### WRITTEN REQUEST
Say how many lines of these entries include the word "through", and answer with the number alone.

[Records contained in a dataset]
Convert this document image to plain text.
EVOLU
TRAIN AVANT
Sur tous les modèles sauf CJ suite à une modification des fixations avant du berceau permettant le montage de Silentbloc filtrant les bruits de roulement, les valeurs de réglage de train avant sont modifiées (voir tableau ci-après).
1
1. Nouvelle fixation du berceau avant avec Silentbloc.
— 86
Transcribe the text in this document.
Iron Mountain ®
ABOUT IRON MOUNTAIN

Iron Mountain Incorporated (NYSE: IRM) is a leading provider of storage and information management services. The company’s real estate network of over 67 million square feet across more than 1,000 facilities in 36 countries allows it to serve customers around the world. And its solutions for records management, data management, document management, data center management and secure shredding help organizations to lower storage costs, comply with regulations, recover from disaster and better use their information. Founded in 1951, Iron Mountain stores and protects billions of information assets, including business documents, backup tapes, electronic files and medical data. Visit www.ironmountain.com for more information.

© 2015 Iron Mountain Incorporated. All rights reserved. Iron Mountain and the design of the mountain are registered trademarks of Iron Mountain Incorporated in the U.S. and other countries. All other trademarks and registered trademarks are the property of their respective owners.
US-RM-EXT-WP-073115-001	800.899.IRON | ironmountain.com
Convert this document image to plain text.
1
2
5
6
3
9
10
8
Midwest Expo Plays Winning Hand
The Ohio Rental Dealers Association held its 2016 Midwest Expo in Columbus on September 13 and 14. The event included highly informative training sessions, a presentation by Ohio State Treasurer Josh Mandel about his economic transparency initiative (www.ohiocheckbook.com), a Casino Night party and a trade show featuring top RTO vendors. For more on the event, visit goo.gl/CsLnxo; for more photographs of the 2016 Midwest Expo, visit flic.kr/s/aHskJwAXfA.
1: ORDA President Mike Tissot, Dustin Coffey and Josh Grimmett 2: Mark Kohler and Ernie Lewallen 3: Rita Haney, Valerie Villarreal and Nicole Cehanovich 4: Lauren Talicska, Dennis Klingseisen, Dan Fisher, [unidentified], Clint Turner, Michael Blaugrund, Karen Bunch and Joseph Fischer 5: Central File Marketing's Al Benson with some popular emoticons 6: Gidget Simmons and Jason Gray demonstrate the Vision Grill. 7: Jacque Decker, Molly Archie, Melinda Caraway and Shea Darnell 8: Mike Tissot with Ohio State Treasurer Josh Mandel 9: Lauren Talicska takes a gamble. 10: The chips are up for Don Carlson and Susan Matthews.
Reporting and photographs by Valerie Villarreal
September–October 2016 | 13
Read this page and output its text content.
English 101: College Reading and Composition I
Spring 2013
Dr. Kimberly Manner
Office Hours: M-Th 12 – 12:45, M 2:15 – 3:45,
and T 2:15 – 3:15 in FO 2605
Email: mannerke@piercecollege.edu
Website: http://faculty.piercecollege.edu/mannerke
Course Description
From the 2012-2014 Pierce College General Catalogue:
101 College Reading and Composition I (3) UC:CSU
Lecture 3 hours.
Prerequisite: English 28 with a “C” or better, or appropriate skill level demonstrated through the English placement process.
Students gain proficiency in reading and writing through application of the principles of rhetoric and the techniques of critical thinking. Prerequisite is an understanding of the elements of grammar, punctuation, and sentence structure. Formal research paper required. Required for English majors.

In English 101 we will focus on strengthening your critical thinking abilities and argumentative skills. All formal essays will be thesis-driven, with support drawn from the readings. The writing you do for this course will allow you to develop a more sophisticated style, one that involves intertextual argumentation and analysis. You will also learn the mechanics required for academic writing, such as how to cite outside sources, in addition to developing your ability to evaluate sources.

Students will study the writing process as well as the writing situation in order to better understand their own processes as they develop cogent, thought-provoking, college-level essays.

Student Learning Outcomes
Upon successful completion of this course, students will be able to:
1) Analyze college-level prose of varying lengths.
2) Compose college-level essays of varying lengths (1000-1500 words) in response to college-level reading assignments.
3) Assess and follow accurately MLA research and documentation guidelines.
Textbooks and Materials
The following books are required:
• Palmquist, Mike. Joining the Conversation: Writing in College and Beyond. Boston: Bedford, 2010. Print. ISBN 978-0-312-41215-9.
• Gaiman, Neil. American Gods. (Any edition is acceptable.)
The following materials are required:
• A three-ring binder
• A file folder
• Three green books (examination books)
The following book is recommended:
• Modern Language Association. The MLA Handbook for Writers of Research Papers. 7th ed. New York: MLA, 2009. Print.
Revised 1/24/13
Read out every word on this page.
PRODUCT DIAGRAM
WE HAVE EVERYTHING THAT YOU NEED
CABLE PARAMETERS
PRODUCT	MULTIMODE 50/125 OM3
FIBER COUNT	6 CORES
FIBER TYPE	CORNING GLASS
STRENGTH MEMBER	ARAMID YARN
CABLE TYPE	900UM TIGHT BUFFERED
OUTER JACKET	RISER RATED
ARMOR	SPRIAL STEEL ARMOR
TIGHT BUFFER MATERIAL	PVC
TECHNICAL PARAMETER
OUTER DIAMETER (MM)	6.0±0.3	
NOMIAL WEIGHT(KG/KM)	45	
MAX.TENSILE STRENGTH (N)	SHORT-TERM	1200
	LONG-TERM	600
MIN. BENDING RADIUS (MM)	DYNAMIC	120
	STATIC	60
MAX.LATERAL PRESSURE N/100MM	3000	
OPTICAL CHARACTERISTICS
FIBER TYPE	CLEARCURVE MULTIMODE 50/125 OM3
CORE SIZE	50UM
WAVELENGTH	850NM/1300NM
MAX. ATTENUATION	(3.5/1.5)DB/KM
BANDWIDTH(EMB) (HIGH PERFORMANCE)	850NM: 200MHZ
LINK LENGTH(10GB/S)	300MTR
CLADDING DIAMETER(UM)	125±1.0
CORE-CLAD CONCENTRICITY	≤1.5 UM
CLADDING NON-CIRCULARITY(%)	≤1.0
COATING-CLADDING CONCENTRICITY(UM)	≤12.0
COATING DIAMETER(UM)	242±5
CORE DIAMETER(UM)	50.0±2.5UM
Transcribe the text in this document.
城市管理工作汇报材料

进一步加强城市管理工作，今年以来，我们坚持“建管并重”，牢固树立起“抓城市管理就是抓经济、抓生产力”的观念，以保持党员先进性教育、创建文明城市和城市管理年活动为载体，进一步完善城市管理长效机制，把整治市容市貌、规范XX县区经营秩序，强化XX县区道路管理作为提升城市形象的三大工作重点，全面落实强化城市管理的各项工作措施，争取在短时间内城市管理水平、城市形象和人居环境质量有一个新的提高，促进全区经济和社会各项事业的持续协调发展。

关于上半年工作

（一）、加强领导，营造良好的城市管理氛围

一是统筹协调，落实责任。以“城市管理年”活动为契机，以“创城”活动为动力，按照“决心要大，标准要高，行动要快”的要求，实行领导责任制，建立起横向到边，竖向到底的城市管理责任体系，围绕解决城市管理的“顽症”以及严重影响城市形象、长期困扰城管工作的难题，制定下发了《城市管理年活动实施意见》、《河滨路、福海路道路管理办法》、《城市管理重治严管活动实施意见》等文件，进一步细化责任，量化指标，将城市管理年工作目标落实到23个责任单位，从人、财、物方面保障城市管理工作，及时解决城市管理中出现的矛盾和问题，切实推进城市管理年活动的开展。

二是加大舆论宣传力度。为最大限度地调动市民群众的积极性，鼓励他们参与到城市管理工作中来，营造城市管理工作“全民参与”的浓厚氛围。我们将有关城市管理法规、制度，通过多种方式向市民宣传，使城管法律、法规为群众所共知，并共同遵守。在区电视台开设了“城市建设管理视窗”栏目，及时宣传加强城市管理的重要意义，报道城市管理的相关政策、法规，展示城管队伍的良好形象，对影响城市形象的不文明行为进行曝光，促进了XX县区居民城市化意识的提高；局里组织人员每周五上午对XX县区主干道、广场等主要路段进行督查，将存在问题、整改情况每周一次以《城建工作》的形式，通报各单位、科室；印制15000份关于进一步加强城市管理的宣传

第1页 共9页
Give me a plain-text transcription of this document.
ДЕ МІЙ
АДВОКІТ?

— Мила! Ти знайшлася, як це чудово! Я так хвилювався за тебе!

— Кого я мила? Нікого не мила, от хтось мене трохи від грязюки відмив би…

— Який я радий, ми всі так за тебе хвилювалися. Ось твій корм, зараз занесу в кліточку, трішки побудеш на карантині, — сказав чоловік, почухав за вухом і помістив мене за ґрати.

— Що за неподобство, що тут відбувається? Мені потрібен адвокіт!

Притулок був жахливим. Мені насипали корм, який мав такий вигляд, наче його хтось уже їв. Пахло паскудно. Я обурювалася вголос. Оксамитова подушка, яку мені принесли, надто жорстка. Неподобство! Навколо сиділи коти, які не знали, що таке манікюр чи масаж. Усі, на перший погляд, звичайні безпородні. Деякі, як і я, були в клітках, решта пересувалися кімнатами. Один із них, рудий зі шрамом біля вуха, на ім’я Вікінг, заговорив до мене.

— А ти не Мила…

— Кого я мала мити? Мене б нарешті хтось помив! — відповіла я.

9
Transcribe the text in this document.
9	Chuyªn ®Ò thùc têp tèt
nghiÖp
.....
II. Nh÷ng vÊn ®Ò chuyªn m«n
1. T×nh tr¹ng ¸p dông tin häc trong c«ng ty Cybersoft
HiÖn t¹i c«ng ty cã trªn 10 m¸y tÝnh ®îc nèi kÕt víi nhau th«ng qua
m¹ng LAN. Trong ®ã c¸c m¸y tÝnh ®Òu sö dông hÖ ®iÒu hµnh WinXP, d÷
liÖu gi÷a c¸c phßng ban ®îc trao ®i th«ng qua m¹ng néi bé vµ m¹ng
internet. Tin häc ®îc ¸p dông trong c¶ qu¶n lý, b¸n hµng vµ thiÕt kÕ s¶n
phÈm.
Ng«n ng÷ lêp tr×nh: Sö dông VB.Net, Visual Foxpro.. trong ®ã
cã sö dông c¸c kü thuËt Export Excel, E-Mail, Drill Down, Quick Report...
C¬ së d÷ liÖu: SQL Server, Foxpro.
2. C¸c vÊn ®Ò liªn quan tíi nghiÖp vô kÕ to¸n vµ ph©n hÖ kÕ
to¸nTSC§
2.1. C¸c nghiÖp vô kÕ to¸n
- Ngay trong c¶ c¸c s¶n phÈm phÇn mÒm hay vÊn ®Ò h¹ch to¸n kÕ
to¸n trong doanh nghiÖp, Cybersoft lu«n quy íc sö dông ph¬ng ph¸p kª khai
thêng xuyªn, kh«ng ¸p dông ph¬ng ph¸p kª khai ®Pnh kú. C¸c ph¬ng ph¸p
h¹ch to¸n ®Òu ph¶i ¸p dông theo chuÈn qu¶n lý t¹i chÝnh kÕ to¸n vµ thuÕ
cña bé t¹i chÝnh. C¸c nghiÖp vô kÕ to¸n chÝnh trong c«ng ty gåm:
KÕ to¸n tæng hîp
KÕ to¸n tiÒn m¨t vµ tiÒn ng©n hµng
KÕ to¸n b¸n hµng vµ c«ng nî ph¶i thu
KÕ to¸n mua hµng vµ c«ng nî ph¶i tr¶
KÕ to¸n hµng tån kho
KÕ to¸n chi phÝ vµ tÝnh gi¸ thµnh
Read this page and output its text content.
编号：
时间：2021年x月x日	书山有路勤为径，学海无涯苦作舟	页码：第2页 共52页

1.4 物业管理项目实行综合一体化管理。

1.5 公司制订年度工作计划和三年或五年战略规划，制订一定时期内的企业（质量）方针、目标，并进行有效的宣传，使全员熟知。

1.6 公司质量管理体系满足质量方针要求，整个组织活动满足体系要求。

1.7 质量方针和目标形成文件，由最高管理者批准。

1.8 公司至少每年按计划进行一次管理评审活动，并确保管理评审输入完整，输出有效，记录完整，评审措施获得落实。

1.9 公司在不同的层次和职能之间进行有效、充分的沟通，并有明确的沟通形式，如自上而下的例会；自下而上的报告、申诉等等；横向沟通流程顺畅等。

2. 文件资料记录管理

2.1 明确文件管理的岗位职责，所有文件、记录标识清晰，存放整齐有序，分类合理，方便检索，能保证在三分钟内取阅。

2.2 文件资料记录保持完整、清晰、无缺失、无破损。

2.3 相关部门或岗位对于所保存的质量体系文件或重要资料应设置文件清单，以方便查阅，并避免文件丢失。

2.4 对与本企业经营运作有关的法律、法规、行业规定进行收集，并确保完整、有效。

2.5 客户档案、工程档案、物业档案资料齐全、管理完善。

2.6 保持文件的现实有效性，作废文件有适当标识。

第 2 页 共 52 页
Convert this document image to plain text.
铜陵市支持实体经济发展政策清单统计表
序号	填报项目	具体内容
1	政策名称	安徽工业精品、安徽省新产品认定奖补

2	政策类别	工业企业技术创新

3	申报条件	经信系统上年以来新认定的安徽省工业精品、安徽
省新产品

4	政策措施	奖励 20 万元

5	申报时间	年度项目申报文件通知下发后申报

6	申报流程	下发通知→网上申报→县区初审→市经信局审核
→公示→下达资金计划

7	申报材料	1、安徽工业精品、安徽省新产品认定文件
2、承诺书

### RESPONSE TO THE TASK
2